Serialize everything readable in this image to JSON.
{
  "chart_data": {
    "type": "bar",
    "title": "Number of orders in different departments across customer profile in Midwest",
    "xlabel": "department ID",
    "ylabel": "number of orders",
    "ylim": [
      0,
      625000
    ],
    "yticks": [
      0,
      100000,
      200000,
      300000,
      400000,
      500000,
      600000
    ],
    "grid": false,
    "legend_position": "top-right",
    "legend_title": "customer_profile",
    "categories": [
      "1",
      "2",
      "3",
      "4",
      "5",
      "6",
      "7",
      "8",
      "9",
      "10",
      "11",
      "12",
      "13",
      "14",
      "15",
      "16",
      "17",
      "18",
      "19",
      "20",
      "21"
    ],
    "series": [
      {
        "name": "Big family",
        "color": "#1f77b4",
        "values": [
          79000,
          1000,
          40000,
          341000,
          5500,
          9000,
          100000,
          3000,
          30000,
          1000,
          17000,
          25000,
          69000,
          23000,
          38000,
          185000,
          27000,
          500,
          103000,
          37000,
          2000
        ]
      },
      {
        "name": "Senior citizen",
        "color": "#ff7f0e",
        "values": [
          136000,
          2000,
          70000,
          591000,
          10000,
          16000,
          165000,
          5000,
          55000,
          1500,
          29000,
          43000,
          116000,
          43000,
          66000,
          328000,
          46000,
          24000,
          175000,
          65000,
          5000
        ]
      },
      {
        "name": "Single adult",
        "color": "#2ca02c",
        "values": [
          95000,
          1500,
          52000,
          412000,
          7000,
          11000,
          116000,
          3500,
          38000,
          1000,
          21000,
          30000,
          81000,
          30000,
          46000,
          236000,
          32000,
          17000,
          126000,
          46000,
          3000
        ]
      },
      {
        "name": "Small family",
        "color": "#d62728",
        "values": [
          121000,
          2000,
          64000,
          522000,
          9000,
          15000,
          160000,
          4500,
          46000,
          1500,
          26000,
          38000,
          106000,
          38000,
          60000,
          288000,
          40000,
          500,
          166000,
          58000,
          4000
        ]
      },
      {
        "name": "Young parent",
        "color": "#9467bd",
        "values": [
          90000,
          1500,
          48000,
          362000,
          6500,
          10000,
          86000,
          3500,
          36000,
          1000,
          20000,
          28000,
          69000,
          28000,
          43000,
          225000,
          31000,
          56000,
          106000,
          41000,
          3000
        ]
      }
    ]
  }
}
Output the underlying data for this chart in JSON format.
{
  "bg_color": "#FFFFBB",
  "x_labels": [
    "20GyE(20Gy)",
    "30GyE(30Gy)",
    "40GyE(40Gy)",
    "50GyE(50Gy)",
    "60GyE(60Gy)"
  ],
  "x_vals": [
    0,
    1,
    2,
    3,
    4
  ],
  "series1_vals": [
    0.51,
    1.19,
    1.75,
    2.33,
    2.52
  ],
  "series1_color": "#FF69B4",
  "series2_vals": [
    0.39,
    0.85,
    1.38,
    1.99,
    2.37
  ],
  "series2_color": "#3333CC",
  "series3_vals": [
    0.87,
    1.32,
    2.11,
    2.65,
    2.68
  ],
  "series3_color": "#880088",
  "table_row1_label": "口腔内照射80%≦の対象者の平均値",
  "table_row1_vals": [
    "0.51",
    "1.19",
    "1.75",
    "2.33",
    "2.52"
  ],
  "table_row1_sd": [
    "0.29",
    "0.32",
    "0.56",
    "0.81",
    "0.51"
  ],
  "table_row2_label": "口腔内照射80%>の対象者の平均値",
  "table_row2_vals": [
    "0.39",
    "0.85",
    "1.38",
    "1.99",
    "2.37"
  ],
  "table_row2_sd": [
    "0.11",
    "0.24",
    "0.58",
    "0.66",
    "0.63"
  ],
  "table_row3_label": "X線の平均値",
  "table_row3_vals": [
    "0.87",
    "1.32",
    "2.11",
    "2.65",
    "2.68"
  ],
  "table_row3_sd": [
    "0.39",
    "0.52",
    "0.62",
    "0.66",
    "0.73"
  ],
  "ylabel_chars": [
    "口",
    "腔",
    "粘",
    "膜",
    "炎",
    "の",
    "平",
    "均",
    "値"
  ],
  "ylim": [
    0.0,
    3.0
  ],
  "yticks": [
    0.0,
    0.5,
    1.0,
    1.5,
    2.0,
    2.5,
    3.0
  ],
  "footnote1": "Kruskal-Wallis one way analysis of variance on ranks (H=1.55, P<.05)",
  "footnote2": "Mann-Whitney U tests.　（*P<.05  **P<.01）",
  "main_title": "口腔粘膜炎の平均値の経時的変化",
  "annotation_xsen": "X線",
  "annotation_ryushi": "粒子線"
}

#### GOAL
Which lines above contain the word "orders"? Copy each of them.

#### ANSWER TO THE TASK
    "title": "Number of orders in different departments across customer profile in Midwest",
    "ylabel": "number of orders",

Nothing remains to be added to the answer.